• Text extract
· · · · ·

Financial Markets Interconnection
Today’s financial markets move in a correlated manner, making it difficult for traders to interpret them. Forex trading is no exception.
Stiff competition among Forex brokers led to deviations from the classic offering. As such, besides the standard currency pairs, Forex brokers now offer the possibility to trade stock indices, precious metals (gold, silver, etc.), oil, and so on.
The CFD’s (Contracts for Difference) gave traders access to a plethora of different markets. Suddenly, the same principles used in Forex trading could be applied in trading other financial instruments.
But this is both a blessing and a course. Or, a double sword edge for the trader.
On the one hand, having access to multiple markets from the same trading account is a great thing. Traders have the opportunity to hedge a position against another, a market against another, and take advantage of all the different correlations out there.
Moreover, accessing everything from the same trading account results in saving fees and commission from operating multiple trading accounts with different brokers.
On the negative side, each market is different. It moves on various inputs and can’t be traded using the same strategy.
Retail traders do use the same strategy as they mostly follow a technical analysis setup. However, markets like commodities, for example, depend heavily on disruptions in supply and demand chain, which will have repercussions in how the price moves.
Let us just consider the following: the liquidity and size in Forex trading has no match in other markets. Hence, Forex is the one true market that doesn’t move on one single input, as others do. Therefore, using the same trading strategy on different markets is subject to errors.
Why Are Financial Markets Interconnected?
Believe it or not, this is a subject of concern for regulators and financial institutions around the world. Called market interconnectedness, it refers to the growing correlation degree between various financial assets.
Many factors contribute to the growing relationship between different financial markets and products. And if you doubt the phenomena, just watch what happens when a vital piece of economic data comes out.
Take for instance, the NFP (Non-Farm Payrolls) in the United States or the ECB (European Central Bank) interest rate decision and press conference. Before such events, a sentiment of complacency is seen across financial assets.
Traders just stay in a wait-and-see mode. In Forex trading, ranges dominate. Bond traders wait to look at the implications on yields from possible changes in the monetary policy. Stock indices stay in ranges, and so on.
Suddenly, when the news comes out, all markets move. At the same time, and in a correlated manner. How come?
High-Frequency Trading Changed Everything
The HFT (High-Frequency Trading) industry changed everything in the world of trading. Just like Forex trading changed, other markets changed too.
The race for capital suddenly became the race for speed. The ones that trade faster and more often, enjoy more profits.
It is no wonder that quant firms increased in numbers, as technology leapt forward with new developments almost every year. Financial markets are the best place to see that, and even on the retail trading side, changes in Forex trading accounts types suggest the brokers are adapting to new realities.
Hedge funds dominate the industry. Usually operating with ten times leverage, their large degree of leverage creates interconnectedness of financial markets.
ETF’s Came to the Trading Arena
Moreover, new products rose to the surface. Think of ETF’s or Exchange-Traded Funds.
ETF’s are investment funds that hold assets and operate in an arbitrage mechanism. Their assets comprise commodities, stocks, indices, precious metals, and so on.

· · · · ·

• Supplied data
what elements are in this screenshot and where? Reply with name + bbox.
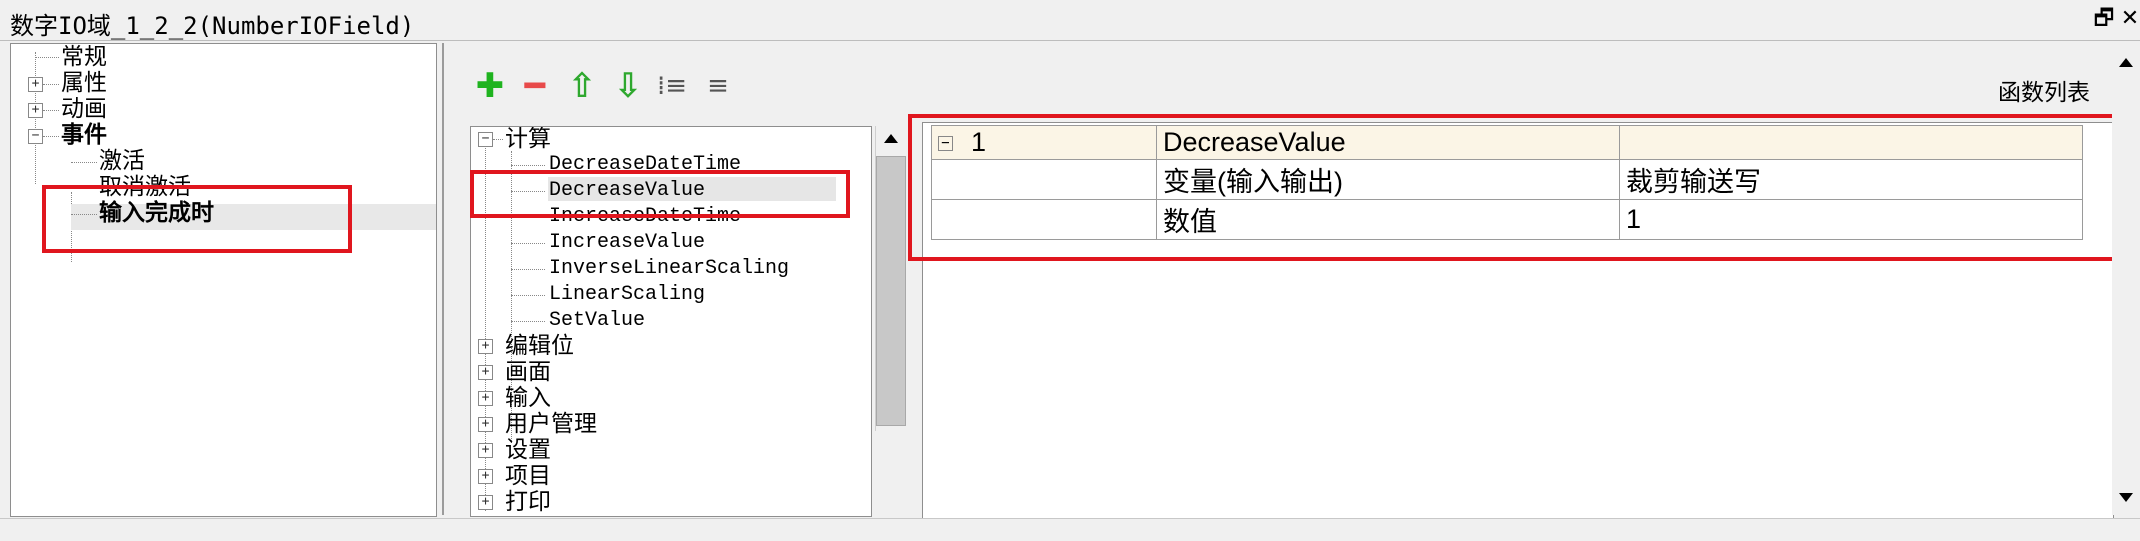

· · · · ·

• What to do
Carry on the text about financial market interconnection, starting after its last sentence. The data is not needed for this.

• Exercise answer
Virtually, today there’s at least one ETF for anything you can imagine in the financial markets. Want to buy some gold? Multiple options exist:
- go long XAUUSD on any Forex broker’s platform
- buy physical bullion gold
- by an ETF that mimics the price of gold and leverages it to multiples of two, three, or even more
- even better, buy an ETF that follows the “miners,” or the gold mining companies and moves based on how they perform on the stock market.
And the list can go on and on as these were just some of the first examples to come to mind. A thorough analysis shows how HFT and ETF’s changed the “playground” in the international financial markets.
Because of the high execution speed, all these orders created an interconnection between all financial assets.
Huge Investment Vehicles Add Fuel to the Fire
Large money management firms and investment vehicles run complex trading strategies and portfolios of hundreds of billions of dollars. They spread the risk upon multiple asset classes, so there’s not one asset class to generate massive drawdowns.
Typically, the managers of these vehicles react to macro changes in the world’s economy or to political instability in various parts of the world. Moreover, because they use more or less the same analytical concept, their reactions look alike: selling this, buying that, and all multiplied by the execution speed provided by the HFT industry.
The Internet doesn’t make things easier from this point of view. Information travels faster than ever, and the trend is poised to continue. Even more violent swings in financial markets may result.
Conclusion
We’ve covered so far, some of the correlations that can be seen in Forex trading. Oil and CAD (Canadian Dollar) move together, the JPY (Japanese Yen) and the U.S. stock market enjoy a direct correlation too, and we even discussed the gold and AUD (Australian Dollar) correlation in this trading academy.
However, the market interconnections are a different thing. It refers to ALL financial markets, products, and securities, as they tend to move more and more in a correlated manner.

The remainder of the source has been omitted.